**** Stored rows ****

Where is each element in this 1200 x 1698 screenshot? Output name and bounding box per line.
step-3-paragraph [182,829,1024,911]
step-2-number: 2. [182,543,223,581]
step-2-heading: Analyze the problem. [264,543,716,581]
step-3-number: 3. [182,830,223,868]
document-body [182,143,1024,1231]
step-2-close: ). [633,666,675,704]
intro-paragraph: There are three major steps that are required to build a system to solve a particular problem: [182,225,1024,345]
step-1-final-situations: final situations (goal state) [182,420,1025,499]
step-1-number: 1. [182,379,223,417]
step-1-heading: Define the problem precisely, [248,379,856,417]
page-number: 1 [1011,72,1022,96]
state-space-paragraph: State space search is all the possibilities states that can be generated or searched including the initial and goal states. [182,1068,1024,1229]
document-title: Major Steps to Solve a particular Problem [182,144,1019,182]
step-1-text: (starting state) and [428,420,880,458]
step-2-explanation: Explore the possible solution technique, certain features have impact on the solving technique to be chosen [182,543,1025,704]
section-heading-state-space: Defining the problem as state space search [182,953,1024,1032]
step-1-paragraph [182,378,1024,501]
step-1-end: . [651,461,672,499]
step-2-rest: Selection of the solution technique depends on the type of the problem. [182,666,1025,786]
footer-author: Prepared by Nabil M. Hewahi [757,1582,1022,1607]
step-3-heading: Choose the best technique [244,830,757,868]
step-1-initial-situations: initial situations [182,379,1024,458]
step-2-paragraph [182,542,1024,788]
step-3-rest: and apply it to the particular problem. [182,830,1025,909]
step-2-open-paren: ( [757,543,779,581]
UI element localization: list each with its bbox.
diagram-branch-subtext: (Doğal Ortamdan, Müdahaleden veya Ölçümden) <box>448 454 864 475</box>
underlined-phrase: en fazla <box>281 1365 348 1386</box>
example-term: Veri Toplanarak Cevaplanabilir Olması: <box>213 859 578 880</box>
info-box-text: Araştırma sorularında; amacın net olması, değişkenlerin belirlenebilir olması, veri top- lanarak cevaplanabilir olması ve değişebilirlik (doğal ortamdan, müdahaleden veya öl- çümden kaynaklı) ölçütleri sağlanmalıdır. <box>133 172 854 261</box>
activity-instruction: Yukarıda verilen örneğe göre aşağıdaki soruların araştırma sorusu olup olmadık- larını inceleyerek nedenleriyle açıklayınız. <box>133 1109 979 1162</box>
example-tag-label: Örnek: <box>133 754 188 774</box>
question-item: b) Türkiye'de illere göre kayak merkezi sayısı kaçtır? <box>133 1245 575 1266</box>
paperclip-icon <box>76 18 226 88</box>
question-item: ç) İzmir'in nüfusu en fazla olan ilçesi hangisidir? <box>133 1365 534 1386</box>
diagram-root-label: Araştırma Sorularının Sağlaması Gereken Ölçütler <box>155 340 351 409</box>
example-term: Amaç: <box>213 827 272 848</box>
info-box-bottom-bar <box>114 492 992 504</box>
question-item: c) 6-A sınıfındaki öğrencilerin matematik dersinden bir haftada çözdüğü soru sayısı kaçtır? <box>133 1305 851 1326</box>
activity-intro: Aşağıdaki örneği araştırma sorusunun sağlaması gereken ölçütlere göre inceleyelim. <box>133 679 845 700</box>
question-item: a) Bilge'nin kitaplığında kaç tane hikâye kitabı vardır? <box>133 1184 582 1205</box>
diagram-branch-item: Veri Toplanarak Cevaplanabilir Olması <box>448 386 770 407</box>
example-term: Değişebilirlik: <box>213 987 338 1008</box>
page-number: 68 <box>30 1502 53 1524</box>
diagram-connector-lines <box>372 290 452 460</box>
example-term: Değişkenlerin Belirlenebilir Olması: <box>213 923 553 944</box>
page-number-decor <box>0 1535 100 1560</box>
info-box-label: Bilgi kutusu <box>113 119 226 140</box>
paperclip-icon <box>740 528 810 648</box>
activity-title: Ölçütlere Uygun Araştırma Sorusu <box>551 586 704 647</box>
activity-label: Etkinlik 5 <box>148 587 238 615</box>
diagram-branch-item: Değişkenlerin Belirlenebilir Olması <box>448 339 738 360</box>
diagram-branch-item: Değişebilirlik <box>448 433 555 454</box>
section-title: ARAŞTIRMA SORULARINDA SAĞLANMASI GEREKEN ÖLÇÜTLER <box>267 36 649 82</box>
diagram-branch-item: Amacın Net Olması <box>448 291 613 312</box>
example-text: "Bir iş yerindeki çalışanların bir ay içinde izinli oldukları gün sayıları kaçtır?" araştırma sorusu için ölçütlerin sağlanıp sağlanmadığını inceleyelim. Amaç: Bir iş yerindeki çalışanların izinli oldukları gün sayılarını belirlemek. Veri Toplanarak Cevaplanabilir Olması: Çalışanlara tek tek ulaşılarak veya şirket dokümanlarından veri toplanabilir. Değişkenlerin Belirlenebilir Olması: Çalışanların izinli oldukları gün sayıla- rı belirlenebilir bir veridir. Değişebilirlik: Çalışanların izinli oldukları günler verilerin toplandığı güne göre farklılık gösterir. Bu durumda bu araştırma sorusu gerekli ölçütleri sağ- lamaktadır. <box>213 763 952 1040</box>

****

* _The problem_:
Return the items above verbatim, from the first line through the line containing "step-1-text: (starting state)", with both ends included.

* _Result of the exercise_:
Where is each element in this 1200 x 1698 screenshot? Output name and bounding box per line.
step-3-paragraph [182,829,1024,911]
step-2-number: 2. [182,543,223,581]
step-2-heading: Analyze the problem. [264,543,716,581]
step-3-number: 3. [182,830,223,868]
document-body [182,143,1024,1231]
step-2-close: ). [633,666,675,704]
intro-paragraph: There are three major steps that are required to build a system to solve a particular problem: [182,225,1024,345]
step-1-final-situations: final situations (goal state) [182,420,1025,499]
step-1-number: 1. [182,379,223,417]
step-1-heading: Define the problem precisely, [248,379,856,417]
page-number: 1 [1011,72,1022,96]
state-space-paragraph: State space search is all the possibilities states that can be generated or searched including the initial and goal states. [182,1068,1024,1229]
document-title: Major Steps to Solve a particular Problem [182,144,1019,182]
step-1-text: (starting state) and [428,420,880,458]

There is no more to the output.